▸ WHAT YOU ARE ASKED TO DO:
In full and without alteration, repeat the material.
┄┄┄┄┄┄┄┄┄┄
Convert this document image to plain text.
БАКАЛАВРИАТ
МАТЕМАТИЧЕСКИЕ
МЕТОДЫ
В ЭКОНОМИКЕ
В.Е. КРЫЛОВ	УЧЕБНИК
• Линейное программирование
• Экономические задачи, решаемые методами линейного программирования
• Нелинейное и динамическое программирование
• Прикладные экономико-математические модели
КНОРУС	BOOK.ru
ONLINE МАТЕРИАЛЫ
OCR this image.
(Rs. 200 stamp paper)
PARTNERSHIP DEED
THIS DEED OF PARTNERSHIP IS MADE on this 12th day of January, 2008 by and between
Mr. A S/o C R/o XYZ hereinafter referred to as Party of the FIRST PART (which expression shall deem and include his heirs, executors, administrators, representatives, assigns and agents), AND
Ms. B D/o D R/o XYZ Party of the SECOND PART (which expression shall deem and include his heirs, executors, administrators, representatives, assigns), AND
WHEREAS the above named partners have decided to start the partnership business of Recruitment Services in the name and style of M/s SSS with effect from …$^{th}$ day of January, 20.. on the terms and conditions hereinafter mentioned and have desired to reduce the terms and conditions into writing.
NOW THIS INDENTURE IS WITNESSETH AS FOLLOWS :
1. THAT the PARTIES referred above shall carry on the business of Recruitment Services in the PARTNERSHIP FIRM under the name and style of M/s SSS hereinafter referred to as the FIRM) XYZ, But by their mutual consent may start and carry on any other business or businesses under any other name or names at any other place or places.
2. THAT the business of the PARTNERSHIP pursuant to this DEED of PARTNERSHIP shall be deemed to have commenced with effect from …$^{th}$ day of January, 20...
┄┄┄┄┄┄┄┄┄┄
▸ THE RESPONSE:
Convert this document image to plain text.
БАКАЛАВРИАТ
МАТЕМАТИЧЕСКИЕ
МЕТОДЫ
В ЭКОНОМИКЕ
В.Е. КРЫЛОВ	УЧЕБНИК
• Линейное программирование
• Экономические задачи, решаемые методами линейного программирования
• Нелинейное и динамическое программирование
• Прикладные экономико-математические модели
КНОРУС	BOOK.ru
ONLINE МАТЕРИАЛЫ
OCR this image.
(Rs. 200 stamp paper)
PARTNERSHIP DEED
THIS DEED OF PARTNERSHIP IS MADE on this 12th day of January, 2008 by and between
Mr. A S/o C R/o XYZ hereinafter referred to as Party of the FIRST PART (which expression shall deem and include his heirs, executors, administrators, representatives, assigns and agents), AND
Ms. B D/o D R/o XYZ Party of the SECOND PART (which expression shall deem and include his heirs, executors, administrators, representatives, assigns), AND
WHEREAS the above named partners have decided to start the partnership business of Recruitment Services in the name and style of M/s SSS with effect from …$^{th}$ day of January, 20.. on the terms and conditions hereinafter mentioned and have desired to reduce the terms and conditions into writing.
NOW THIS INDENTURE IS WITNESSETH AS FOLLOWS :
1. THAT the PARTIES referred above shall carry on the business of Recruitment Services in the PARTNERSHIP FIRM under the name and style of M/s SSS hereinafter referred to as the FIRM) XYZ, But by their mutual consent may start and carry on any other business or businesses under any other name or names at any other place or places.
2. THAT the business of the PARTNERSHIP pursuant to this DEED of PARTNERSHIP shall be deemed to have commenced with effect from …$^{th}$ day of January, 20...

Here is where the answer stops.